* [Exercise]
Every line below should be repeated exactly.

START Task data

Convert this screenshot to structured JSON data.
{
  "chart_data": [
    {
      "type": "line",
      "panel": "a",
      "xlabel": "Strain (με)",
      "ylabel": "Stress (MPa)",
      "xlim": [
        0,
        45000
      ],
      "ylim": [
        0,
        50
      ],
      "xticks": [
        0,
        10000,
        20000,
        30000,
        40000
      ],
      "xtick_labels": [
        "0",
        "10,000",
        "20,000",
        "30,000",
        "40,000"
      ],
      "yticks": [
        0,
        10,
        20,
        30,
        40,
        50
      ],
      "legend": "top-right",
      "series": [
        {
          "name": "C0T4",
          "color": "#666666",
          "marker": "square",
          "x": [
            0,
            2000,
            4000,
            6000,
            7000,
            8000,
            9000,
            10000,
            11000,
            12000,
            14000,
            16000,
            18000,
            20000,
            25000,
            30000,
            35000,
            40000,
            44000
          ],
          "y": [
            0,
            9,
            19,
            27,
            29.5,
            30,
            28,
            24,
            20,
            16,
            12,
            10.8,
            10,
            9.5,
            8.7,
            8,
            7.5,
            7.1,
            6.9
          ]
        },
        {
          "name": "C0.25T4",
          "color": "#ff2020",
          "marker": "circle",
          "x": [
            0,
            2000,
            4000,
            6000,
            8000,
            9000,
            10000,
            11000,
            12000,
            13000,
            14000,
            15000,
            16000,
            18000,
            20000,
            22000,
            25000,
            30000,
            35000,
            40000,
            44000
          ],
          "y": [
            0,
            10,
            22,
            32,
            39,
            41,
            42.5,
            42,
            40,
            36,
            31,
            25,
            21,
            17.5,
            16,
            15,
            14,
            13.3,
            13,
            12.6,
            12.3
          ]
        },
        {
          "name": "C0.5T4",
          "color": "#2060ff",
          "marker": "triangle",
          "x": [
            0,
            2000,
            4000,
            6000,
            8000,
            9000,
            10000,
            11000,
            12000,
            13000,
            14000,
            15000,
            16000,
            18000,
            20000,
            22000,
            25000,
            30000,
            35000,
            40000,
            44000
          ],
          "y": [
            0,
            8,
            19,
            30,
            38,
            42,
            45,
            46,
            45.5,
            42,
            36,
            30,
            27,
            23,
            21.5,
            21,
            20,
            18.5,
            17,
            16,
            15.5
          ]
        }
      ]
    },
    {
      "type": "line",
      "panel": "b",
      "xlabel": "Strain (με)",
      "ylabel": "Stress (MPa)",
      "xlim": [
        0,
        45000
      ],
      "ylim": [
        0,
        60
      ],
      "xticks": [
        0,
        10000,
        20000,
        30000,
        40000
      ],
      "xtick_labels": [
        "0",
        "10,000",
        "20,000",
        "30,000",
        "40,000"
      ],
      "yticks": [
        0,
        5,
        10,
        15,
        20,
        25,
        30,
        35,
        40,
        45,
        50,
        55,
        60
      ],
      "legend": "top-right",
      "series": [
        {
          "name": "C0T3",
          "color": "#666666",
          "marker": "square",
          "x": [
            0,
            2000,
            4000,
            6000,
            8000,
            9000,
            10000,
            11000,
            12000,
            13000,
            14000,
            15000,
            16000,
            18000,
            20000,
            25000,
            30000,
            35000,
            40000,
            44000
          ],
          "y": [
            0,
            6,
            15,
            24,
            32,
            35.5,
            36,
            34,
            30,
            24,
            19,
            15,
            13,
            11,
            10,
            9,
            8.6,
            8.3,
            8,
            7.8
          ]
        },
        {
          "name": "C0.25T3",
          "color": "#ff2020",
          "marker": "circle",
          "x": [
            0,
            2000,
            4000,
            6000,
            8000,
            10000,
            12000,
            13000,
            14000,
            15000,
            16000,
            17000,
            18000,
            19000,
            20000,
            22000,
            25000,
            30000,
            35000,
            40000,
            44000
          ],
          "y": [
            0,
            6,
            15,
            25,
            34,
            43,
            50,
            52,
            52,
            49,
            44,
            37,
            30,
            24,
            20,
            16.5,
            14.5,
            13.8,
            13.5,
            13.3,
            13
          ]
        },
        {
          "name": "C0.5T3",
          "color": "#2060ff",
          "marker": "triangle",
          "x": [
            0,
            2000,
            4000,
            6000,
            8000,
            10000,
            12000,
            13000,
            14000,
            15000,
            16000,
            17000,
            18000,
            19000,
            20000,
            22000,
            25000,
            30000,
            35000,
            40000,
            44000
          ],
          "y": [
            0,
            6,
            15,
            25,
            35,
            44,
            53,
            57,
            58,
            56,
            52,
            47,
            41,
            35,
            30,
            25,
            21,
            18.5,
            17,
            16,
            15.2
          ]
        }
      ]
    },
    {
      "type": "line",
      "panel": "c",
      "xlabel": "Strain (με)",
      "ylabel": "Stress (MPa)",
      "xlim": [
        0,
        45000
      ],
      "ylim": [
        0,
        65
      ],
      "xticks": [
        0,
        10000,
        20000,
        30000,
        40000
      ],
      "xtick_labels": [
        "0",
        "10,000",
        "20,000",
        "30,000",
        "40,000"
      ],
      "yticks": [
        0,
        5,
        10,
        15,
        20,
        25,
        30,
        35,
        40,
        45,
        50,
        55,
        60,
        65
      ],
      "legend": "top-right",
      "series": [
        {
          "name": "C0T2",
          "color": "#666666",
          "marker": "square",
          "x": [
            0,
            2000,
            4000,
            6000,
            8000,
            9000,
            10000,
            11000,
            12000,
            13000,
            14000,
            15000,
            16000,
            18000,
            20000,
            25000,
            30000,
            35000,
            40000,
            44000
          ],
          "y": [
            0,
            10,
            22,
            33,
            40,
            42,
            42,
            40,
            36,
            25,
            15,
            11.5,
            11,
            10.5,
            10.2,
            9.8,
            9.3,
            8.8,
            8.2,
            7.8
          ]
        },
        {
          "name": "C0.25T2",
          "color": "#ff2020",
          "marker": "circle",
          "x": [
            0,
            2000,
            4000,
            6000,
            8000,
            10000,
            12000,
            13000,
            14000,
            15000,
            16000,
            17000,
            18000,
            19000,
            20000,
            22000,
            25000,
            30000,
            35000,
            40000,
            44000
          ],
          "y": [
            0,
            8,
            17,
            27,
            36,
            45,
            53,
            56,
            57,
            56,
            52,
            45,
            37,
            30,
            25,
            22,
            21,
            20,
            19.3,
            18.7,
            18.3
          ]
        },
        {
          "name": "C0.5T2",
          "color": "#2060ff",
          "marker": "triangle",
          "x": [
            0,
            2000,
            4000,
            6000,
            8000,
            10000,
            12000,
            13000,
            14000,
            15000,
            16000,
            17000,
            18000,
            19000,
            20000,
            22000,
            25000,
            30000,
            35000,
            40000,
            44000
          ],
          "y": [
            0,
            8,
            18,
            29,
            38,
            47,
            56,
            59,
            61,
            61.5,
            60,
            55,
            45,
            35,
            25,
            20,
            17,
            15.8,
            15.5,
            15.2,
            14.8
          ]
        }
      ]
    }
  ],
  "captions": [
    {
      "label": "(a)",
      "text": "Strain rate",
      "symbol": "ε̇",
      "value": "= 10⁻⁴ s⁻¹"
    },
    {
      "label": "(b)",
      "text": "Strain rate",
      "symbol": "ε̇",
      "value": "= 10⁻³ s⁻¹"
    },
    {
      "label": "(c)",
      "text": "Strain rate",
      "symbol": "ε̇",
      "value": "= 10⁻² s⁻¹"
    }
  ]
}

END Task data

* [Solution to this task]
Convert this screenshot to structured JSON data.
{
  "chart_data": [
    {
      "type": "line",
      "panel": "a",
      "xlabel": "Strain (με)",
      "ylabel": "Stress (MPa)",
      "xlim": [
        0,
        45000
      ],
      "ylim": [
        0,
        50
      ],
      "xticks": [
        0,
        10000,
        20000,
        30000,
        40000
      ],
      "xtick_labels": [
        "0",
        "10,000",
        "20,000",
        "30,000",
        "40,000"
      ],
      "yticks": [
        0,
        10,
        20,
        30,
        40,
        50
      ],
      "legend": "top-right",
      "series": [
        {
          "name": "C0T4",
          "color": "#666666",
          "marker": "square",
          "x": [
            0,
            2000,
            4000,
            6000,
            7000,
            8000,
            9000,
            10000,
            11000,
            12000,
            14000,
            16000,
            18000,
            20000,
            25000,
            30000,
            35000,
            40000,
            44000
          ],
          "y": [
            0,
            9,
            19,
            27,
            29.5,
            30,
            28,
            24,
            20,
            16,
            12,
            10.8,
            10,
            9.5,
            8.7,
            8,
            7.5,
            7.1,
            6.9
          ]
        },
        {
          "name": "C0.25T4",
          "color": "#ff2020",
          "marker": "circle",
          "x": [
            0,
            2000,
            4000,
            6000,
            8000,
            9000,
            10000,
            11000,
            12000,
            13000,
            14000,
            15000,
            16000,
            18000,
            20000,
            22000,
            25000,
            30000,
            35000,
            40000,
            44000
          ],
          "y": [
            0,
            10,
            22,
            32,
            39,
            41,
            42.5,
            42,
            40,
            36,
            31,
            25,
            21,
            17.5,
            16,
            15,
            14,
            13.3,
            13,
            12.6,
            12.3
          ]
        },
        {
          "name": "C0.5T4",
          "color": "#2060ff",
          "marker": "triangle",
          "x": [
            0,
            2000,
            4000,
            6000,
            8000,
            9000,
            10000,
            11000,
            12000,
            13000,
            14000,
            15000,
            16000,
            18000,
            20000,
            22000,
            25000,
            30000,
            35000,
            40000,
            44000
          ],
          "y": [
            0,
            8,
            19,
            30,
            38,
            42,
            45,
            46,
            45.5,
            42,
            36,
            30,
            27,
            23,
            21.5,
            21,
            20,
            18.5,
            17,
            16,
            15.5
          ]
        }
      ]
    },
    {
      "type": "line",
      "panel": "b",
      "xlabel": "Strain (με)",
      "ylabel": "Stress (MPa)",
      "xlim": [
        0,
        45000
      ],
      "ylim": [
        0,
        60
      ],
      "xticks": [
        0,
        10000,
        20000,
        30000,
        40000
      ],
      "xtick_labels": [
        "0",
        "10,000",
        "20,000",
        "30,000",
        "40,000"
      ],
      "yticks": [
        0,
        5,
        10,
        15,
        20,
        25,
        30,
        35,
        40,
        45,
        50,
        55,
        60
      ],
      "legend": "top-right",
      "series": [
        {
          "name": "C0T3",
          "color": "#666666",
          "marker": "square",
          "x": [
            0,
            2000,
            4000,
            6000,
            8000,
            9000,
            10000,
            11000,
            12000,
            13000,
            14000,
            15000,
            16000,
            18000,
            20000,
            25000,
            30000,
            35000,
            40000,
            44000
          ],
          "y": [
            0,
            6,
            15,
            24,
            32,
            35.5,
            36,
            34,
            30,
            24,
            19,
            15,
            13,
            11,
            10,
            9,
            8.6,
            8.3,
            8,
            7.8
          ]
        },
        {
          "name": "C0.25T3",
          "color": "#ff2020",
          "marker": "circle",
          "x": [
            0,
            2000,
            4000,
            6000,
            8000,
            10000,
            12000,
            13000,
            14000,
            15000,
            16000,
            17000,
            18000,
            19000,
            20000,
            22000,
            25000,
            30000,
            35000,
            40000,
            44000
          ],
          "y": [
            0,
            6,
            15,
            25,
            34,
            43,
            50,
            52,
            52,
            49,
            44,
            37,
            30,
            24,
            20,
            16.5,
            14.5,
            13.8,
            13.5,
            13.3,
            13
          ]
        },
        {
          "name": "C0.5T3",
          "color": "#2060ff",
          "marker": "triangle",
          "x": [
            0,
            2000,
            4000,
            6000,
            8000,
            10000,
            12000,
            13000,
            14000,
            15000,
            16000,
            17000,
            18000,
            19000,
            20000,
            22000,
            25000,
            30000,
            35000,
            40000,
            44000
          ],
          "y": [
            0,
            6,
            15,
            25,
            35,
            44,
            53,
            57,
            58,
            56,
            52,
            47,
            41,
            35,
            30,
            25,
            21,
            18.5,
            17,
            16,
            15.2
          ]
        }
      ]
    },
    {
      "type": "line",
      "panel": "c",
      "xlabel": "Strain (με)",
      "ylabel": "Stress (MPa)",
      "xlim": [
        0,
        45000
      ],
      "ylim": [
        0,
        65
      ],
      "xticks": [
        0,
        10000,
        20000,
        30000,
        40000
      ],
      "xtick_labels": [
        "0",
        "10,000",
        "20,000",
        "30,000",
        "40,000"
      ],
      "yticks": [
        0,
        5,
        10,
        15,
        20,
        25,
        30,
        35,
        40,
        45,
        50,
        55,
        60,
        65
      ],
      "legend": "top-right",
      "series": [
        {
          "name": "C0T2",
          "color": "#666666",
          "marker": "square",
          "x": [
            0,
            2000,
            4000,
            6000,
            8000,
            9000,
            10000,
            11000,
            12000,
            13000,
            14000,
            15000,
            16000,
            18000,
            20000,
            25000,
            30000,
            35000,
            40000,
            44000
          ],
          "y": [
            0,
            10,
            22,
            33,
            40,
            42,
            42,
            40,
            36,
            25,
            15,
            11.5,
            11,
            10.5,
            10.2,
            9.8,
            9.3,
            8.8,
            8.2,
            7.8
          ]
        },
        {
          "name": "C0.25T2",
          "color": "#ff2020",
          "marker": "circle",
          "x": [
            0,
            2000,
            4000,
            6000,
            8000,
            10000,
            12000,
            13000,
            14000,
            15000,
            16000,
            17000,
            18000,
            19000,
            20000,
            22000,
            25000,
            30000,
            35000,
            40000,
            44000
          ],
          "y": [
            0,
            8,
            17,
            27,
            36,
            45,
            53,
            56,
            57,
            56,
            52,
            45,
            37,
            30,
            25,
            22,
            21,
            20,
            19.3,
            18.7,
            18.3
          ]
        },
        {
          "name": "C0.5T2",
          "color": "#2060ff",
          "marker": "triangle",
          "x": [
            0,
            2000,
            4000,
            6000,
            8000,
            10000,
            12000,
            13000,
            14000,
            15000,
            16000,
            17000,
            18000,
            19000,
            20000,
            22000,
            25000,
            30000,
            35000,
            40000,
            44000
          ],
          "y": [
            0,
            8,
            18,
            29,
            38,
            47,
            56,
            59,
            61,
            61.5,
            60,
            55,
            45,
            35,
            25,
            20,
            17,
            15.8,
            15.5,
            15.2,
            14.8
          ]
        }
      ]
    }
  ],
  "captions": [
    {
      "label": "(a)",
      "text": "Strain rate",
      "symbol": "ε̇",
      "value": "= 10⁻⁴ s⁻¹"
    },
    {
      "label": "(b)",
      "text": "Strain rate",
      "symbol": "ε̇",
      "value": "= 10⁻³ s⁻¹"
    },
    {
      "label": "(c)",
      "text": "Strain rate",
      "symbol": "ε̇",
      "value": "= 10⁻² s⁻¹"
    }
  ]
}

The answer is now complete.